**WHAT IS BEING ASKED**
Locate every line in the records below that contains the word "this", and copy each one.

## Start

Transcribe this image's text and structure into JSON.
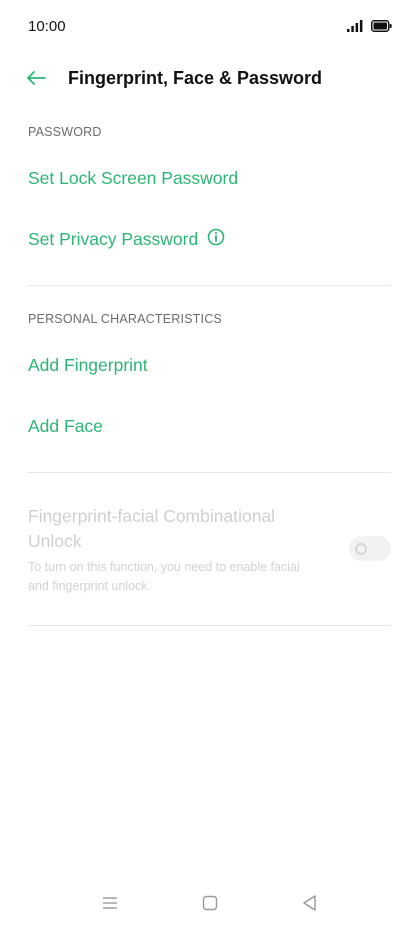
{
  "status_bar": {
    "time": "10:00",
    "icons": [
      "signal-icon",
      "battery-icon"
    ]
  },
  "header": {
    "title": "Fingerprint, Face & Password",
    "back_icon": "back-arrow-icon"
  },
  "sections": {
    "password": {
      "header": "PASSWORD",
      "items": [
        {
          "label": "Set Lock Screen Password"
        },
        {
          "label": "Set Privacy Password",
          "icon": "info-icon"
        }
      ]
    },
    "personal": {
      "header": "PERSONAL CHARACTERISTICS",
      "items": [
        {
          "label": "Add Fingerprint"
        },
        {
          "label": "Add Face"
        }
      ]
    }
  },
  "combo_unlock": {
    "title": "Fingerprint-facial Combinational Unlock",
    "description": "To turn on this function, you need to enable facial and fingerprint unlock.",
    "enabled": false,
    "toggle_on": false
  },
  "nav_bar": {
    "icons": [
      "menu-icon",
      "home-icon",
      "back-icon"
    ]
  },
  "colors": {
    "accent": "#2bb673",
    "disabled_text": "#cfcfcf",
    "section_header": "#6b6b6b",
    "divider": "#e6e6e6"
  }
}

## End

**SOLVED EXERCISE**
Transcribe this image's text and structure into JSON.
    "description": "To turn on this function, you need to enable facial and fingerprint unlock.",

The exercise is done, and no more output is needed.